(Items from a figure collection)
## BEGIN

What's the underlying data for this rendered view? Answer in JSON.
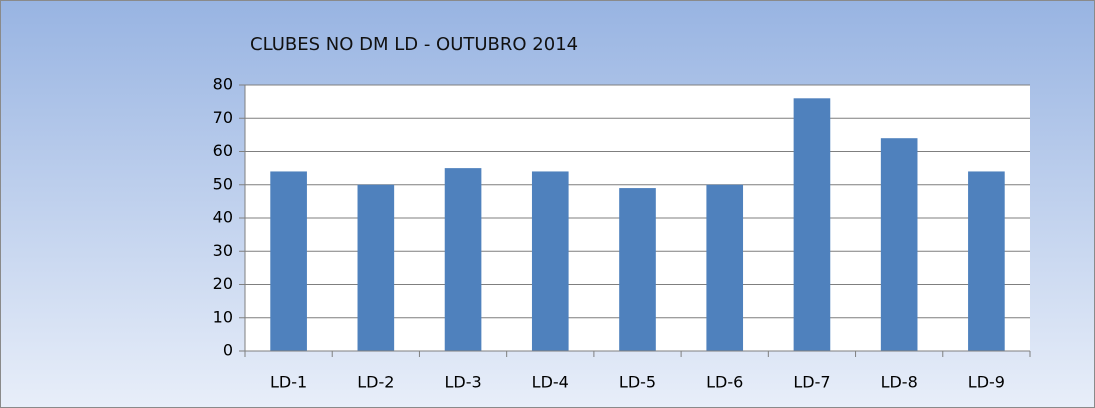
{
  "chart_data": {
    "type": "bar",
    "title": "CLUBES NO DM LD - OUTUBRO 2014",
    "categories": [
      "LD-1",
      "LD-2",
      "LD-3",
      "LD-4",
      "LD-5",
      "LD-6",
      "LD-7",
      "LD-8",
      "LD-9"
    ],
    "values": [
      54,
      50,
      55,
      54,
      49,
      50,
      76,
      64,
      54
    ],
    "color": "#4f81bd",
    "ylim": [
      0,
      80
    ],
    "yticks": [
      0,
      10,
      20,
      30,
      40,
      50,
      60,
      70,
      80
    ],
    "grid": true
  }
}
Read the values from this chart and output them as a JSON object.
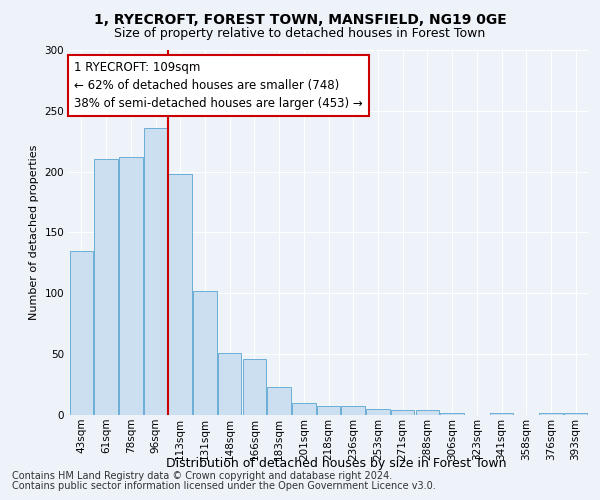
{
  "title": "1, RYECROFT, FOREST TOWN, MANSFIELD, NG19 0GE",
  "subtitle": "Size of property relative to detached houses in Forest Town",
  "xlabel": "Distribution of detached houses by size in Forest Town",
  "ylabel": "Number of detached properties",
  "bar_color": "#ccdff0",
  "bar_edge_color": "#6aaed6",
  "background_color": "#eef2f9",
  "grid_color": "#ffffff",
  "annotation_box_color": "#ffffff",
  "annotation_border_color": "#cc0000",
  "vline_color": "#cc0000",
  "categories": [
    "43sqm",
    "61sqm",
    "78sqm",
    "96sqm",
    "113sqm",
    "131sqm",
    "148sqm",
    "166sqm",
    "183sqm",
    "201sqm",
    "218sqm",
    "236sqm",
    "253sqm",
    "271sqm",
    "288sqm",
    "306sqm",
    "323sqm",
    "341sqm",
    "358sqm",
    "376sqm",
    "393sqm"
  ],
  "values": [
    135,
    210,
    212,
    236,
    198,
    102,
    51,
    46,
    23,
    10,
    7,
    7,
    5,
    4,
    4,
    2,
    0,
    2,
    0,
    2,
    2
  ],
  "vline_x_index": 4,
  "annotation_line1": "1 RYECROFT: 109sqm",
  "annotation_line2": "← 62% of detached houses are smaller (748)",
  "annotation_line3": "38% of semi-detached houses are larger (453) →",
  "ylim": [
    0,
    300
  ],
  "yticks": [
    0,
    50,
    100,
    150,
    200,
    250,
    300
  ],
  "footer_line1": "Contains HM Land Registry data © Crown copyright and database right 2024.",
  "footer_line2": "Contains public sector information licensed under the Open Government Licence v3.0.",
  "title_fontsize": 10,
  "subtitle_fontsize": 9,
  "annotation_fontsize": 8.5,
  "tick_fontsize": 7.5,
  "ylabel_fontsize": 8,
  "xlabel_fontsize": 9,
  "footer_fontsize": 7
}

## END

**AIM OF THE EXERCISE:** Take every line from the records above that has the word "Contains" and copy it.

**ANSWER TO THE PROBLEM:**
  "footer_line1": "Contains HM Land Registry data © Crown copyright and database right 2024.",
  "footer_line2": "Contains public sector information licensed under the Open Government Licence v3.0.",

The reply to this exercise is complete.